• [Objective]
Answer these questions using the post on video spam.
1. What does the abbreviation IM stand for?
2. Which two uses does the author name as ways videos can be fantastic tools of education?
3. What price is quoted in the mocked sales pitch?

• [Selected extract]
+-------+
Against Video Spam Pollution – Beware the Time Parasites
Let’s face it – most marketing and informational videos suck. Big time. From an SEO point of view they may be great to spam backlinks from the likes of YouTube and tons of other overhyped “Web 2.0″ platforms, but as for actually watching all the drivel being churned out by the ton these days – no thanks!
Seems that every man and his dog in Internet Marketing (IM) are into video production now: no major product launch without a slew or videos being rolled out to promote what – you guessed it: further videos explaining this, that and the other. And let’s not forget the bonuses: yet another boatload of videos about this, that and the other. And the upsell One Time Offers: yippie, even more videos! And the “forced continuity” membership sites – yep, lots of vids being offered there, too.
Now don’t get me wrong: I’m anything but a video basher per se. In fact, videos can be fantastic tools of education, e.g. for demonstrating how to use a fairly complex piece of software or to illustrate some sophisticated workflow – this sure beats the crap out of having to plod through fifty pages of badly written manuals full of grammatical and spelling mistakes. doing their best to avoid explaining the very same thing – you know, the stuff so many people mistake for an ebook (aka “information product”) these days.
Granted that in these times of collective ADS it’s too darn easy to get blinded by greed and ignore the issue of quality i.e. value. This is akin to getting traffic from social network sites (SNS) – unless your business models fits their demographics to a dot, chances are it’ll never convert or even make you enough money to merely break even.
Marketing how-to videos (and that’s our concern here) is quite similar in more respects than allow for comfort: Unless your clientele is utterly unsophisticated and inexperienced (such as – assumedly – those droves of Internet Marketing wannabes and newbies presently hitting the Net – i.e. the typical guru fodder), you’d better devote some attention, technology, expertise and human resources to making a good job of it. Because if you don’t, guess how long you’ll be able to sustain your business model if all it really screams is “shoddy crap!”, once the big boys and the pros get serious about coming on board…
Now while there are those who would claim that hemming and hawing your way through endless minutes of turgid text will lend your stuff that little extra bit of “real life” flavor, this one grumpy critic here will simply advise you to forget it, ok? For what it’s worth, that is.
It always beats me where those countless “For-only-$97-I’ll-reveal-to-YOU-for-the-FIRST-TIME-EVER-how-I-made-a-million-bucks-overnight-with-a-simple-Clickbank-trick”-retards derive their unlimited chutzpah from: making them claim even more of our attention (i.e. time) by throwing up some vids that can’t even follow a logical script. Vids that are conspicuous only by their dire lack of professional recording quality, and, worse, even the most perfunctory preparation.
+-------+
• [Records]
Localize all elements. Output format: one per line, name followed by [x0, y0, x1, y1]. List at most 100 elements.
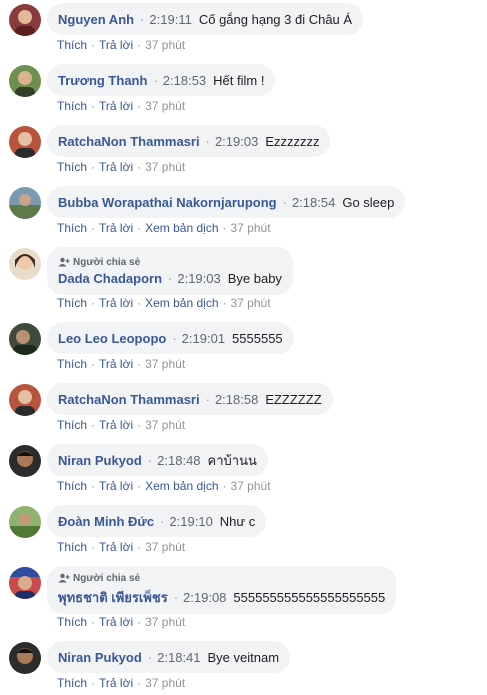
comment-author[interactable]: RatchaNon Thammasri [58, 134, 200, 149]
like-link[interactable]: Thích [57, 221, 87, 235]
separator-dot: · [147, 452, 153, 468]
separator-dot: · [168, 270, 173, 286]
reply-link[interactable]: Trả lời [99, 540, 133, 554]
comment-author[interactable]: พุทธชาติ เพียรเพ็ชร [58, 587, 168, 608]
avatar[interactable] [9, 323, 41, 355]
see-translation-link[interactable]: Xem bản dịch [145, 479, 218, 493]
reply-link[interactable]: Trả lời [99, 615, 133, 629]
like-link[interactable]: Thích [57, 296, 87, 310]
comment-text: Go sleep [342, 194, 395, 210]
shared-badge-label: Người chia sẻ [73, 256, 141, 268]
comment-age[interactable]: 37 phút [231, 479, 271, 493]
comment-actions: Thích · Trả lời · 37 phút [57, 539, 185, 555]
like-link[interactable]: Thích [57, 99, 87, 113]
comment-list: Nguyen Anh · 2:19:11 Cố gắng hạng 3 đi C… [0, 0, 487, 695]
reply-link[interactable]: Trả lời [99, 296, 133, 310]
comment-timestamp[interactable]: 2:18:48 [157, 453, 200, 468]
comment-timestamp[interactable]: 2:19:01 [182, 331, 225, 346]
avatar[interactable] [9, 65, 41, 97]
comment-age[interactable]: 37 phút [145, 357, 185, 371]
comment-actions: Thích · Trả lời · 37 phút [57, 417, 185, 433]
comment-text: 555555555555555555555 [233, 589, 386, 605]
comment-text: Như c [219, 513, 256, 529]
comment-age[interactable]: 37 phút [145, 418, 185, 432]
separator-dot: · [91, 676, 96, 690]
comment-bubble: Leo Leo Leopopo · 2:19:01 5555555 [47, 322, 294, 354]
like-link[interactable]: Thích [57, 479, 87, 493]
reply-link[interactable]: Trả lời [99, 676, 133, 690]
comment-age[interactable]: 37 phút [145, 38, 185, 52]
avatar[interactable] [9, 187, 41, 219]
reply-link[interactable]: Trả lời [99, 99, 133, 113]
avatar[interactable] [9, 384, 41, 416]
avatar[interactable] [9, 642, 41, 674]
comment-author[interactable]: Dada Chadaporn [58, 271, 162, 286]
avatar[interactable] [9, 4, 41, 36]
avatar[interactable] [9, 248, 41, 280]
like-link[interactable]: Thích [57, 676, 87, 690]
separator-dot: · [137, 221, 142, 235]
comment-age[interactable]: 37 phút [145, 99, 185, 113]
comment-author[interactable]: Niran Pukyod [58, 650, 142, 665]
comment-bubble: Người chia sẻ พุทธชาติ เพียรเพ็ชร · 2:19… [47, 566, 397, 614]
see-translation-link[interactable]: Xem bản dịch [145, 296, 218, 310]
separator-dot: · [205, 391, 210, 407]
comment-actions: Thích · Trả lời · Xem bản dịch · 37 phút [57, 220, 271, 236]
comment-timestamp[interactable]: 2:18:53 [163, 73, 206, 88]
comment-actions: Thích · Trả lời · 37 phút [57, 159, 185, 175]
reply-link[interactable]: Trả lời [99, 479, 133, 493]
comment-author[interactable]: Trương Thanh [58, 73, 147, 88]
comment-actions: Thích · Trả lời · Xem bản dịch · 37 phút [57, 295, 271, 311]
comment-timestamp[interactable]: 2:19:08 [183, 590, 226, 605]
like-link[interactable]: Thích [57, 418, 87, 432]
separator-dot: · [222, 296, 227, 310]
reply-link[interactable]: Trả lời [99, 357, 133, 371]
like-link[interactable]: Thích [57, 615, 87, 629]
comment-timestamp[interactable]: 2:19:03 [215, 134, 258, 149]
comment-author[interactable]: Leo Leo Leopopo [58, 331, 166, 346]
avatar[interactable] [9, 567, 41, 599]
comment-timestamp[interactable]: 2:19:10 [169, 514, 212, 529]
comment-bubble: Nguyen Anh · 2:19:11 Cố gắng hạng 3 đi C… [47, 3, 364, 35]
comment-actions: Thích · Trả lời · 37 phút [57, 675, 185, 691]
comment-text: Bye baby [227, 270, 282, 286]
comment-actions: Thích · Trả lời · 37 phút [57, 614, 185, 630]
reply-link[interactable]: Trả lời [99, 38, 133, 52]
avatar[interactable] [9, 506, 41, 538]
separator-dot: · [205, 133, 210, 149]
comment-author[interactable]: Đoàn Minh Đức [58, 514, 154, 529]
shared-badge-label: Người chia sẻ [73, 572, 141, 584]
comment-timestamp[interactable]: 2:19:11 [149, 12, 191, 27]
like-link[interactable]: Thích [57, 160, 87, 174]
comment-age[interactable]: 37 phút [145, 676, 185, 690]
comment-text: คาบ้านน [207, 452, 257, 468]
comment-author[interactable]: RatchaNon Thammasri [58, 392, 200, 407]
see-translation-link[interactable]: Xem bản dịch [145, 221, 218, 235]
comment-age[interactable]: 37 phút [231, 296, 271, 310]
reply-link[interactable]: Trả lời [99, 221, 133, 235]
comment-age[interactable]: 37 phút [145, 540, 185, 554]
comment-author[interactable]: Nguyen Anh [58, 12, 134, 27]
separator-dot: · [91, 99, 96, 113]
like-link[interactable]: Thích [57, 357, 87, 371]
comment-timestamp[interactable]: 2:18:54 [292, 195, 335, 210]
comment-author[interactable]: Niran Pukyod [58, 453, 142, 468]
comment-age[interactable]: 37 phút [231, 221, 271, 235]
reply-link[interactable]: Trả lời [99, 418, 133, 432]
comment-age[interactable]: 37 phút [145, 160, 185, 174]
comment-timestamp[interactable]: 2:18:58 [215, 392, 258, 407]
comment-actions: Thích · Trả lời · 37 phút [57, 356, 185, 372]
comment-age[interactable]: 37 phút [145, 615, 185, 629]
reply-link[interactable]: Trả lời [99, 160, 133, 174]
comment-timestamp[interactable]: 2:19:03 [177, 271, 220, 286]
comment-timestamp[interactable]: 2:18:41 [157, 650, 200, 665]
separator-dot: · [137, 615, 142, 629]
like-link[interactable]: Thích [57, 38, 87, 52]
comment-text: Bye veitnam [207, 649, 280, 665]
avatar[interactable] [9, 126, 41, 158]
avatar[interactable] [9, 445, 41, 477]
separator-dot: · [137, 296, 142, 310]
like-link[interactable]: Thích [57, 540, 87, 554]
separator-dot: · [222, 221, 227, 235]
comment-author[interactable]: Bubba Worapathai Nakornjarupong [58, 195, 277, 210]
+-------+
• [Response to this exercise]
1. Internet Marketing
2. Demonstrating how to use a fairly complex piece of software, and illustrating some sophisticated workflow
3. $97